--- DATA FOR PROCESSING Enclosed Below ---
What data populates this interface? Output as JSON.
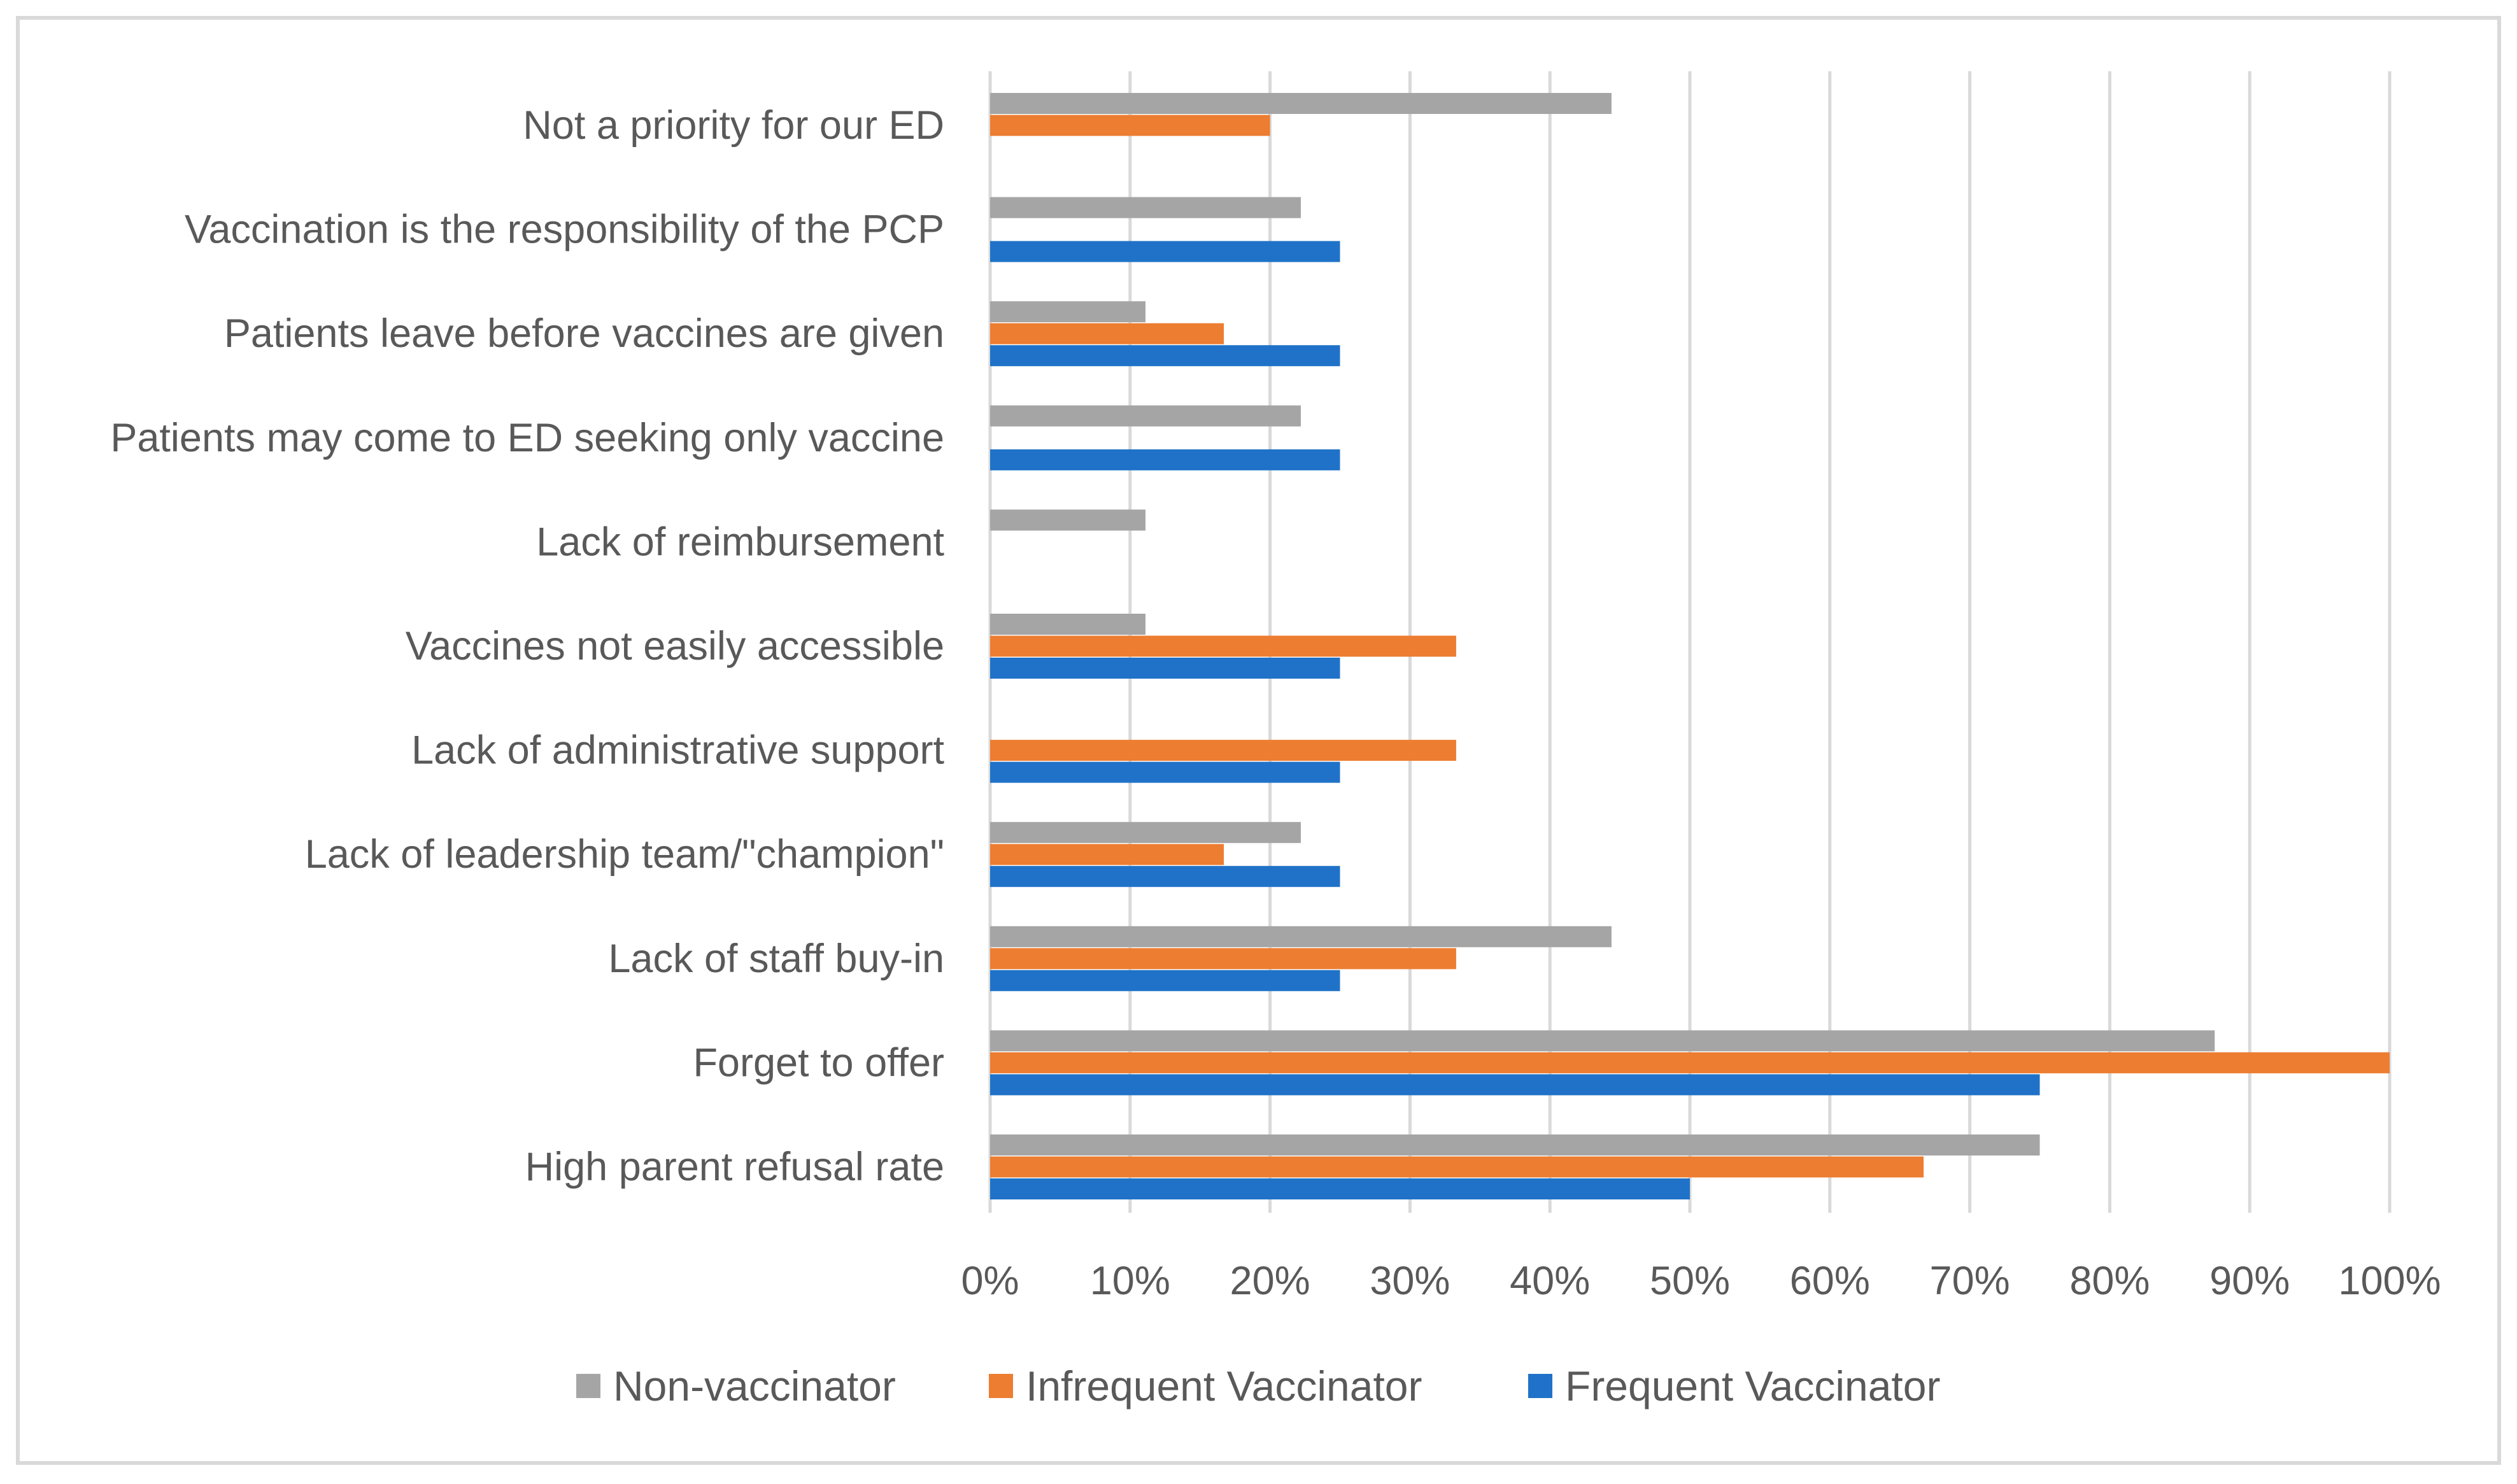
{
  "chart_data": {
    "type": "bar",
    "orientation": "horizontal",
    "title": "",
    "xlabel": "",
    "ylabel": "",
    "xlim": [
      0,
      100
    ],
    "tick_labels": [
      "0%",
      "10%",
      "20%",
      "30%",
      "40%",
      "50%",
      "60%",
      "70%",
      "80%",
      "90%",
      "100%"
    ],
    "grid": true,
    "legend_position": "bottom",
    "categories": [
      "Not a priority for our ED",
      "Vaccination is the responsibility of the PCP",
      "Patients leave before vaccines are given",
      "Patients may come to ED seeking only vaccine",
      "Lack of reimbursement",
      "Vaccines not easily accessible",
      "Lack of administrative support",
      "Lack of leadership team/\"champion\"",
      "Lack of staff buy-in",
      "Forget to offer",
      "High parent refusal rate"
    ],
    "series": [
      {
        "name": "Non-vaccinator",
        "color": "#a5a5a5",
        "values": [
          44.4,
          22.2,
          11.1,
          22.2,
          11.1,
          11.1,
          0,
          22.2,
          44.4,
          87.5,
          75
        ]
      },
      {
        "name": "Infrequent Vaccinator",
        "color": "#ed7d31",
        "values": [
          20,
          0,
          16.7,
          0,
          0,
          33.3,
          33.3,
          16.7,
          33.3,
          100,
          66.7
        ]
      },
      {
        "name": "Frequent Vaccinator",
        "color": "#1f72c8",
        "values": [
          0,
          25,
          25,
          25,
          0,
          25,
          25,
          25,
          25,
          75,
          50
        ]
      }
    ]
  },
  "colors": {
    "gridline": "#d9d9d9",
    "frame": "#d9d9d9",
    "text": "#595959"
  }
}
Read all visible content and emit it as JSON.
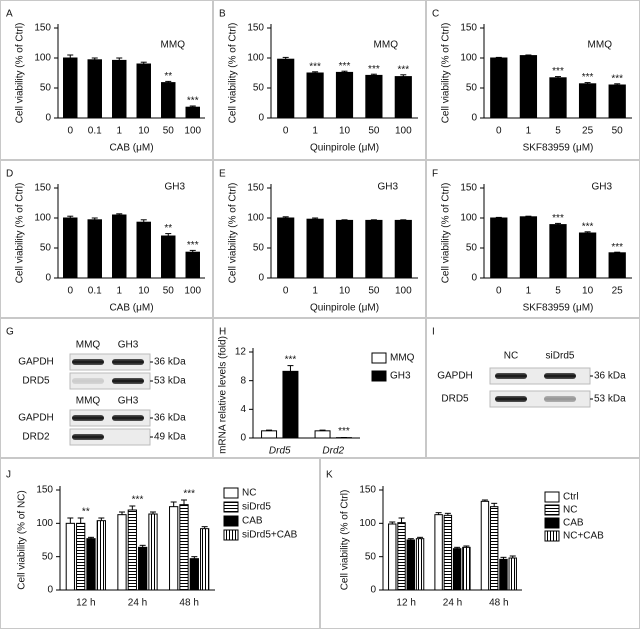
{
  "chart_data": [
    {
      "type": "bar",
      "label": "A",
      "annotation": "MMQ",
      "ylabel": "Cell viability (% of Ctrl)",
      "xlabel": "CAB (μM)",
      "color": "#000000",
      "categories": [
        "0",
        "0.1",
        "1",
        "10",
        "50",
        "100"
      ],
      "values": [
        100,
        97,
        96,
        90,
        59,
        18
      ],
      "errors": [
        5,
        3,
        4,
        3,
        2,
        2
      ],
      "significance": [
        null,
        null,
        null,
        null,
        "**",
        "***"
      ],
      "ylim": [
        0,
        150
      ],
      "yticks": [
        0,
        50,
        100,
        150
      ]
    },
    {
      "type": "bar",
      "label": "B",
      "annotation": "MMQ",
      "ylabel": "Cell viability (% of Ctrl)",
      "xlabel": "Quinpirole (μM)",
      "color": "#000000",
      "categories": [
        "0",
        "1",
        "10",
        "50",
        "100"
      ],
      "values": [
        98,
        75,
        76,
        71,
        69
      ],
      "errors": [
        3,
        2,
        2,
        2,
        3
      ],
      "significance": [
        null,
        "***",
        "***",
        "***",
        "***"
      ],
      "ylim": [
        0,
        150
      ],
      "yticks": [
        0,
        50,
        100,
        150
      ]
    },
    {
      "type": "bar",
      "label": "C",
      "annotation": "MMQ",
      "ylabel": "Cell viability (% of Ctrl)",
      "xlabel": "SKF83959 (μM)",
      "color": "#000000",
      "categories": [
        "0",
        "1",
        "5",
        "25",
        "50"
      ],
      "values": [
        100,
        104,
        67,
        57,
        55
      ],
      "errors": [
        1,
        1,
        2,
        2,
        2
      ],
      "significance": [
        null,
        null,
        "***",
        "***",
        "***"
      ],
      "ylim": [
        0,
        150
      ],
      "yticks": [
        0,
        50,
        100,
        150
      ]
    },
    {
      "type": "bar",
      "label": "D",
      "annotation": "GH3",
      "ylabel": "Cell viability (% of Ctrl)",
      "xlabel": "CAB (μM)",
      "color": "#000000",
      "categories": [
        "0",
        "0.1",
        "1",
        "10",
        "50",
        "100"
      ],
      "values": [
        100,
        97,
        105,
        93,
        70,
        43
      ],
      "errors": [
        3,
        3,
        2,
        4,
        4,
        3
      ],
      "significance": [
        null,
        null,
        null,
        null,
        "**",
        "***"
      ],
      "ylim": [
        0,
        150
      ],
      "yticks": [
        0,
        50,
        100,
        150
      ]
    },
    {
      "type": "bar",
      "label": "E",
      "annotation": "GH3",
      "ylabel": "Cell viability (% of Ctrl)",
      "xlabel": "Quinpirole (μM)",
      "color": "#000000",
      "categories": [
        "0",
        "1",
        "10",
        "50",
        "100"
      ],
      "values": [
        100,
        98,
        96,
        96,
        96
      ],
      "errors": [
        2,
        2,
        1,
        1,
        1
      ],
      "significance": [
        null,
        null,
        null,
        null,
        null
      ],
      "ylim": [
        0,
        150
      ],
      "yticks": [
        0,
        50,
        100,
        150
      ]
    },
    {
      "type": "bar",
      "label": "F",
      "annotation": "GH3",
      "ylabel": "Cell viability (% of Ctrl)",
      "xlabel": "SKF83959 (μM)",
      "color": "#000000",
      "categories": [
        "0",
        "1",
        "5",
        "10",
        "25"
      ],
      "values": [
        100,
        102,
        89,
        75,
        42
      ],
      "errors": [
        1,
        1,
        2,
        2,
        1
      ],
      "significance": [
        null,
        null,
        "***",
        "***",
        "***"
      ],
      "ylim": [
        0,
        150
      ],
      "yticks": [
        0,
        50,
        100,
        150
      ]
    },
    {
      "type": "grouped-bar",
      "label": "H",
      "ylabel": "mRNA relative levels (fold)",
      "categories": [
        "Drd5",
        "Drd2"
      ],
      "significance": [
        "***",
        "***"
      ],
      "series": [
        {
          "name": "MMQ",
          "color": "#ffffff",
          "values": [
            1,
            1
          ],
          "errors": [
            0.1,
            0.1
          ]
        },
        {
          "name": "GH3",
          "color": "#000000",
          "values": [
            9.3,
            0.05
          ],
          "errors": [
            0.8,
            0.02
          ]
        }
      ],
      "ylim": [
        0,
        12
      ],
      "yticks": [
        0,
        4,
        8,
        12
      ]
    },
    {
      "type": "grouped-bar",
      "label": "J",
      "ylabel": "Cell viability (% of NC)",
      "categories": [
        "12 h",
        "24 h",
        "48 h"
      ],
      "significance": [
        "**",
        "***",
        "***"
      ],
      "series": [
        {
          "name": "NC",
          "color": "#ffffff",
          "values": [
            100,
            113,
            125
          ],
          "errors": [
            8,
            4,
            7
          ]
        },
        {
          "name": "siDrd5",
          "color": "hstripe",
          "values": [
            100,
            120,
            128
          ],
          "errors": [
            8,
            6,
            7
          ]
        },
        {
          "name": "CAB",
          "color": "#000000",
          "values": [
            77,
            64,
            47
          ],
          "errors": [
            2,
            3,
            3
          ]
        },
        {
          "name": "siDrd5+CAB",
          "color": "vstripe",
          "values": [
            104,
            114,
            92
          ],
          "errors": [
            4,
            3,
            3
          ]
        }
      ],
      "ylim": [
        0,
        150
      ],
      "yticks": [
        0,
        50,
        100,
        150
      ]
    },
    {
      "type": "grouped-bar",
      "label": "K",
      "ylabel": "Cell viability (% of Ctrl)",
      "categories": [
        "12 h",
        "24 h",
        "48 h"
      ],
      "significance": [
        null,
        null,
        null
      ],
      "series": [
        {
          "name": "Ctrl",
          "color": "#ffffff",
          "values": [
            99,
            113,
            133
          ],
          "errors": [
            3,
            3,
            2
          ]
        },
        {
          "name": "NC",
          "color": "hstripe",
          "values": [
            101,
            112,
            125
          ],
          "errors": [
            7,
            3,
            5
          ]
        },
        {
          "name": "CAB",
          "color": "#000000",
          "values": [
            75,
            62,
            46
          ],
          "errors": [
            2,
            2,
            3
          ]
        },
        {
          "name": "NC+CAB",
          "color": "vstripe",
          "values": [
            77,
            64,
            48
          ],
          "errors": [
            2,
            2,
            3
          ]
        }
      ],
      "ylim": [
        0,
        150
      ],
      "yticks": [
        0,
        50,
        100,
        150
      ]
    }
  ],
  "blots": [
    {
      "label": "G",
      "sections": [
        {
          "lanes": [
            "MMQ",
            "GH3"
          ],
          "rows": [
            {
              "name": "GAPDH",
              "size": "36 kDa"
            },
            {
              "name": "DRD5",
              "size": "53 kDa"
            }
          ]
        },
        {
          "lanes": [
            "MMQ",
            "GH3"
          ],
          "rows": [
            {
              "name": "GAPDH",
              "size": "36 kDa"
            },
            {
              "name": "DRD2",
              "size": "49 kDa"
            }
          ]
        }
      ]
    },
    {
      "label": "I",
      "sections": [
        {
          "lanes": [
            "NC",
            "siDrd5"
          ],
          "rows": [
            {
              "name": "GAPDH",
              "size": "36 kDa"
            },
            {
              "name": "DRD5",
              "size": "53 kDa"
            }
          ]
        }
      ]
    }
  ]
}
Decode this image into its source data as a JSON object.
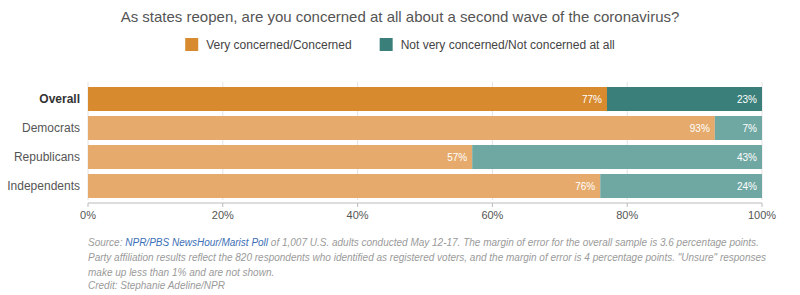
{
  "chart_data": {
    "type": "bar",
    "orientation": "horizontal",
    "stacked": true,
    "title": "As states reopen, are you concerned at all about a second wave of the coronavirus?",
    "categories": [
      "Overall",
      "Democrats",
      "Republicans",
      "Independents"
    ],
    "series": [
      {
        "name": "Very concerned/Concerned",
        "color": "#d78a2e",
        "colors": [
          "#d78a2e",
          "#e6ab6c",
          "#e6ab6c",
          "#e6ab6c"
        ],
        "values": [
          77,
          93,
          57,
          76
        ],
        "value_labels": [
          "77%",
          "93%",
          "57%",
          "76%"
        ]
      },
      {
        "name": "Not very concerned/Not concerned at all",
        "color": "#3a7f79",
        "colors": [
          "#3a7f79",
          "#6fa8a3",
          "#6fa8a3",
          "#6fa8a3"
        ],
        "values": [
          23,
          7,
          43,
          24
        ],
        "value_labels": [
          "23%",
          "7%",
          "43%",
          "24%"
        ]
      }
    ],
    "xlim": [
      0,
      100
    ],
    "xticks": [
      {
        "value": 0,
        "label": "0%"
      },
      {
        "value": 20,
        "label": "20%"
      },
      {
        "value": 40,
        "label": "40%"
      },
      {
        "value": 60,
        "label": "60%"
      },
      {
        "value": 80,
        "label": "80%"
      },
      {
        "value": 100,
        "label": "100%"
      }
    ],
    "grid": true,
    "legend": "top",
    "data_labels": true,
    "annotations": {
      "source_prefix": "Source: ",
      "source_link": "NPR/PBS NewsHour/Marist Poll",
      "source_text": " of 1,007 U.S. adults conducted May 12-17. The margin of error for the overall sample is 3.6 percentage points. Party affiliation results reflect the 820 respondents who identified as registered voters, and the margin of error is 4 percentage points. \"Unsure\" responses make up less than 1% and are not shown.",
      "credit": "Credit: Stephanie Adeline/NPR"
    }
  }
}
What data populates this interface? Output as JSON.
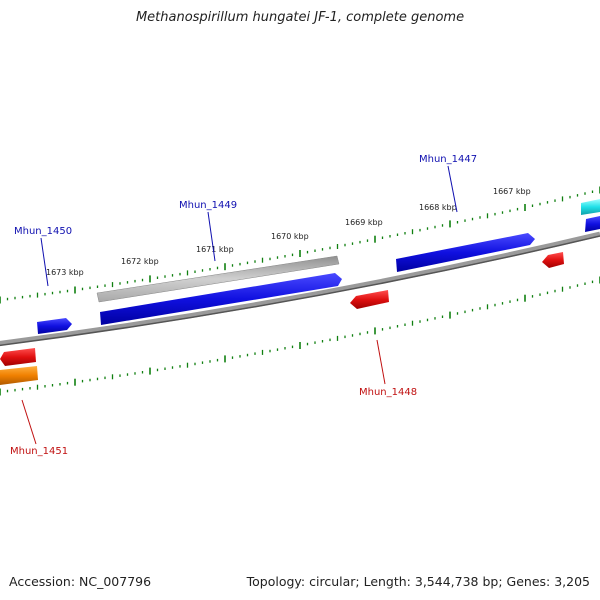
{
  "title": "Methanospirillum hungatei JF-1, complete genome",
  "footer": {
    "accession": "Accession: NC_007796",
    "summary": "Topology: circular; Length: 3,544,738 bp; Genes: 3,205"
  },
  "scale_labels": [
    "1673 kbp",
    "1672 kbp",
    "1671 kbp",
    "1670 kbp",
    "1669 kbp",
    "1668 kbp",
    "1667 kbp"
  ],
  "gene_labels": {
    "mhun_1447": "Mhun_1447",
    "mhun_1448": "Mhun_1448",
    "mhun_1449": "Mhun_1449",
    "mhun_1450": "Mhun_1450",
    "mhun_1451": "Mhun_1451"
  },
  "colors": {
    "forward_gene": "#1010e0",
    "reverse_gene": "#e01010",
    "pseudo_gene": "#b0b0b0",
    "orange_gene": "#f08000",
    "cyan_gene": "#20e0e8",
    "backbone": "#707070",
    "tick": "#108010",
    "fwd_label": "#1010b0",
    "rev_label": "#c01010"
  }
}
--- End of Enclosed DATA FOR PROCESSING ---
TASK STATEMENT »
Answer with the number alone: how many lines in the records include the word "Lack"?

ANSWER SPACE »
4